## PROBLEMS TO SOLVE
- A) In the model wagon write-up, reproduce the passage from "Years after a" to "cleaned off now!" word for word.
- B) According to the model wagon write-up, what livery did the Bachmann BR standard brake van carry before it was repainted?
- C) Continue the model wagon write-up from the point where it stops.

## TEXT EXCERPT
◆ ◆ ◆ ◆
First up, a Bachman shock open – as with a lot of this stuff, it’s been in my collection for years and I think appeared on my first layout when I was 15! Some of these were cradled internally for conveying coil traffic, so I’ve added a hood along these lines – this is simply tissue paper superglued into place, and painted with a couple of coats of thinned dark grey acrylic.
Next up, a Bachmann BR standard brake van, which had been picked up cheap at a toy fair and hovered at the bottom of the stock box ever since, it’s Railfreight red and grey livery hurting the feelings of other stock in more mundane colours….. a quick repaint and things were looking much better – I just need to buy some vac pipes to finish it off as a through piped example.
After repurposing 2 of the 3 Bachmann Conflat A’s in my collection to make a twin bolster conversion, the sole survivor was weighted down the easy way (straight on the deck) and a container affixed. Some Ambis Engineering load securing chains were then added…. Thank god I converted the other two into a steel wagon that’s all I can say!
Years after a bit of a half arsed weathering job was abandoned, I’ve also finished weathering these Presflos…. at present they are on the light side as I’m yet to work out how to get some weight into them, other than drilling a hole in the bottom and filling with sand – any more eloquent suggestions on a postcard to the usual address please.
A couple of old Parkside Vanwides, which got weathered as well as weighted – no prizes for guessing which is before and after. It’s all a bit patchy to try and add some variety to the rake, and don’t worry, that polish has been cleaned off now!
Vans vans vans – at this point things things are shaping up quite nicely with a range of shades of bauxite in the rake.
◆ ◆ ◆ ◆
## SUPPLIED ENTRIES

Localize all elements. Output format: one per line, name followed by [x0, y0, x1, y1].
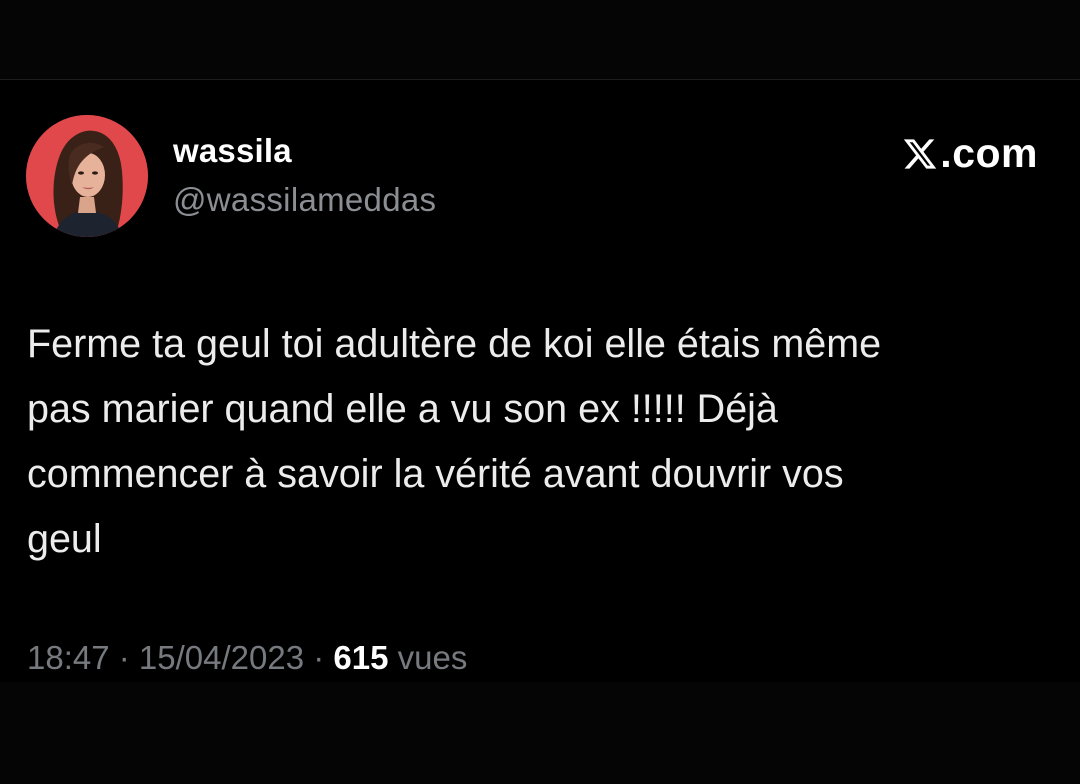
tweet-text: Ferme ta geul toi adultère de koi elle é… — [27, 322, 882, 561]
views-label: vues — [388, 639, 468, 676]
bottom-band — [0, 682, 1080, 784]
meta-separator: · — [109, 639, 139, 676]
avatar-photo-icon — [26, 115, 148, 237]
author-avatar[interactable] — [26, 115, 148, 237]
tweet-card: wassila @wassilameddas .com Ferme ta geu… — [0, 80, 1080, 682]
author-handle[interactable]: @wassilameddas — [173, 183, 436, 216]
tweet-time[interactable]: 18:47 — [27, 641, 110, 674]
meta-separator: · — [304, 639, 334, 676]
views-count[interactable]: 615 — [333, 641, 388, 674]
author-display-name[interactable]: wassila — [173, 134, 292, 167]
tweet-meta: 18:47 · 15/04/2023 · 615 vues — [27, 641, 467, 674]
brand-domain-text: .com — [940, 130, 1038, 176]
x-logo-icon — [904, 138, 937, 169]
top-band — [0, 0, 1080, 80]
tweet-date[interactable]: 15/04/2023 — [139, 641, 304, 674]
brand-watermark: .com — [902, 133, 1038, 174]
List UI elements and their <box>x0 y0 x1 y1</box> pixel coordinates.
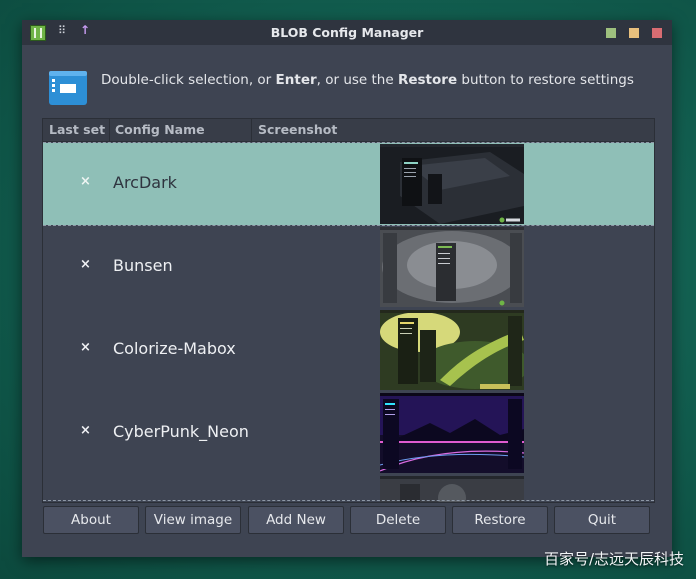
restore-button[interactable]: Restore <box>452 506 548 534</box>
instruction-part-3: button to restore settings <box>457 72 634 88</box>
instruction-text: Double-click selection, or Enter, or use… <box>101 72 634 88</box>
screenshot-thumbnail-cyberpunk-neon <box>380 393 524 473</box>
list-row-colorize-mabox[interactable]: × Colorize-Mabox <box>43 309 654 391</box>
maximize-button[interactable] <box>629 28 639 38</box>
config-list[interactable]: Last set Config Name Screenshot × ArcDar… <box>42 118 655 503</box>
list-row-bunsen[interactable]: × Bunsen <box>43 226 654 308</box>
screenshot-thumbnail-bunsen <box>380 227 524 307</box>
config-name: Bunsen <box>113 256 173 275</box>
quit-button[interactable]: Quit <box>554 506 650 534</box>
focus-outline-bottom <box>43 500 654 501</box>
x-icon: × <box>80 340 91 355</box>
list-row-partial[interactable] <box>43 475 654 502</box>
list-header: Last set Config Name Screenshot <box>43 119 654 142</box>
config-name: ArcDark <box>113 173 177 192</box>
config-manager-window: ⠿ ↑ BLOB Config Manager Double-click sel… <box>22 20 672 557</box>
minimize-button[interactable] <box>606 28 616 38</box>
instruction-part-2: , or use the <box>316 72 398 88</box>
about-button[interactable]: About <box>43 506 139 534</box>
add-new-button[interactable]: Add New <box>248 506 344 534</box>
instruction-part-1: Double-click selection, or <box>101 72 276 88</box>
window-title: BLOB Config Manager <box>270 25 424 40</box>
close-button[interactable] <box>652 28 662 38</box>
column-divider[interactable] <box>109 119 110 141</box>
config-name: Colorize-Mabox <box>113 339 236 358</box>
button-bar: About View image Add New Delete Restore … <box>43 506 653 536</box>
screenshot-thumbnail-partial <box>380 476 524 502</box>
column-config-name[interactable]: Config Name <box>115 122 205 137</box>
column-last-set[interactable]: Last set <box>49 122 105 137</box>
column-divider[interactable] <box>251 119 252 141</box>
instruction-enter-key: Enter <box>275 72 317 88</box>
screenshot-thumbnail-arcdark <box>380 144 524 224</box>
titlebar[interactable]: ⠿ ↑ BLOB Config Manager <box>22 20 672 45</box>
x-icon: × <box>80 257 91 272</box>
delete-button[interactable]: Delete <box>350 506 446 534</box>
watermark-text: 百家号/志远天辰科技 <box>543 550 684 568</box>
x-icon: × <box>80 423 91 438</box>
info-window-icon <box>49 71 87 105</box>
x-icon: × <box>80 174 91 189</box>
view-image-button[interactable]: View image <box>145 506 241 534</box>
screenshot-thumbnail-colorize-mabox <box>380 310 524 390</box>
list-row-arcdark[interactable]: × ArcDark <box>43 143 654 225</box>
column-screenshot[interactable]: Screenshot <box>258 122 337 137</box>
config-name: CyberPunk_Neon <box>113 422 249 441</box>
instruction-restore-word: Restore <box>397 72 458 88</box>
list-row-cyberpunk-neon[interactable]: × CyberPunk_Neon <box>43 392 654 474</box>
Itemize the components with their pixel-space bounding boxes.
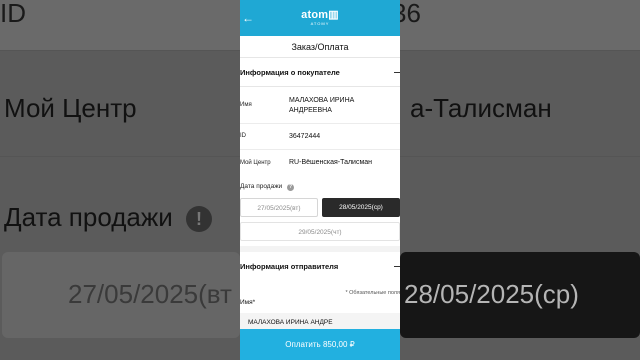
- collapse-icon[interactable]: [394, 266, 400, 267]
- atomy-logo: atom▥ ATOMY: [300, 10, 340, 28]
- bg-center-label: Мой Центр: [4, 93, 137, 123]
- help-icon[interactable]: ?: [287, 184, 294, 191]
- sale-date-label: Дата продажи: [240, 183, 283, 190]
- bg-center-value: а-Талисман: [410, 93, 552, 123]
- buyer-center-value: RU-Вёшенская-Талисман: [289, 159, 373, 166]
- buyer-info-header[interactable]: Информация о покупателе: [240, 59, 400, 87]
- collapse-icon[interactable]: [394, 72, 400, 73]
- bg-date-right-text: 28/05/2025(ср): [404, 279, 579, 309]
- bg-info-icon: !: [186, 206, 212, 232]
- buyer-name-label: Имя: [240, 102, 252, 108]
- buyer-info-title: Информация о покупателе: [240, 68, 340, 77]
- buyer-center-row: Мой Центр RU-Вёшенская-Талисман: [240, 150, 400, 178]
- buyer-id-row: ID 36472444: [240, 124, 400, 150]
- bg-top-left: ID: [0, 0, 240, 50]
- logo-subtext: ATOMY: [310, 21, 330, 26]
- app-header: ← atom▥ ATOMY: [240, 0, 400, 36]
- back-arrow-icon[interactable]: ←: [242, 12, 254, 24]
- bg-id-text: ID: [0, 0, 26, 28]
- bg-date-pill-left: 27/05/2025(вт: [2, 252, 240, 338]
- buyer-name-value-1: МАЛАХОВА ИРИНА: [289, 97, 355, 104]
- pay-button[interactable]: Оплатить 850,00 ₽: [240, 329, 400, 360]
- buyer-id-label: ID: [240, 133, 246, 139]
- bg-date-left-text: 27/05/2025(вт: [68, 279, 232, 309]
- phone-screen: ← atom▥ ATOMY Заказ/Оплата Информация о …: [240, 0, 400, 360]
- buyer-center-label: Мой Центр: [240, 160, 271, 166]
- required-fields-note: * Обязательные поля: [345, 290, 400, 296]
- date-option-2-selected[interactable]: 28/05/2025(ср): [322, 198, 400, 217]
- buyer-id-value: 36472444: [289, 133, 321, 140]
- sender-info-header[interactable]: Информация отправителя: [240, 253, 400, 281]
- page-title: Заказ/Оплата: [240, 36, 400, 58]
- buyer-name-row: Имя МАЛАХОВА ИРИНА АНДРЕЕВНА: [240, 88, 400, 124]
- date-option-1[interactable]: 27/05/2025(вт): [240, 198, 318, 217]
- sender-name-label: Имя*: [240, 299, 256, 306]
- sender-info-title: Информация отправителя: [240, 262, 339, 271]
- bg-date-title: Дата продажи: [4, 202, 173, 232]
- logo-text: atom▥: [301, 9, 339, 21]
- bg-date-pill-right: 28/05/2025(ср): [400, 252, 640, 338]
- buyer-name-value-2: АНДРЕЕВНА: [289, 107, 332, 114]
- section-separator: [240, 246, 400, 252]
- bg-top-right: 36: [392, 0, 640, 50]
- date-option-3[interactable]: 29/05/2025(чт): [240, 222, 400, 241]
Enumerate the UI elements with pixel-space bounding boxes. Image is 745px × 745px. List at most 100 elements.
◆ ◆ ◆ ◆
## RESPONSES TO THE TASKS
- A)
Years after a bit of a half arsed weathering job was abandoned, I’ve also finished weathering these Presflos…. at present they are on the light side as I’m yet to work out how to get some weight into them, other than drilling a hole in the bottom and filling with sand – any more eloquent suggestions on a postcard to the usual address please.
A couple of old Parkside Vanwides, which got weathered as well as weighted – no prizes for guessing which is before and after. It’s all a bit patchy to try and add some variety to the rake, and don’t worry, that polish has been cleaned off now!

- B) Railfreight red and grey.

- C)
I decided it was easier to bang the weight inside these opens and fit a load than try to keep them empty. As I wanted them to form part of a mixed freight, scrap seemed a reasonable load, so after a bit of renumbering and sorting out some previously shoddy half baked weathering, a false floor was added. This also provided a good excuse to buy some of the Goodwood Scenics scrap metal materials, which I’d fancied trying out for a while….
….. and done. I’m pretty sure there is far too much scrap in them for the rake to be allowed out on the network, pieces will be blowing off and providing false readings on track circuits all the way from Healey Mills to Tinsley, but I set the false floors a bit high – let’s just hope the HM yard master had some watered down PVA to hand 24 hours before departure!
Last but not least for this update, and not one for the purists, but an approximation of a Trestrol is progressing quite nicely. While it matches the dimensions provided by Mr Bartlett and friends in their book, the rest of it is a bit more dubious, resembling a pair of Bachmann Well wagons much more closely! I know an etched kit is available to do it properly, but it’s not cheap (there’s a lot of brass involved!), I couldn’t really be bothered and I had a couple of well wagons sat round that I had no real use for….. so a new lot of Trestrol it is. This will be finished off with etched trestles from above mentioned kit when, hopefully not too far in the future, we are able to resume our modelling/social days and I can get the bits of Mr Tatlow who has ordered them for me!
So onwards and upwards, I’m keen to start building baseboards for a new exhibition layout once the weather starts improving, and hopefully the situation as far as future exhibitions becomes clearer and brighter than it is today, but for now I’ll continue to get as much stock ready to go for it as possible. (Lesson learnt from BWS – sorting stock takes ages and is a nasty distraction from working on the layout when an exhibition is pending!)
In my last post relating to the Accurascale PTA wagons, Heavy Ore I touched on the fact that I planned to backdate the wagons on one side, modelling them in a livery appropriate to wagons used between Teeside and Redcar upon introduction, rather then the 80’s Ravenscraig livery portrayed by Accurascale.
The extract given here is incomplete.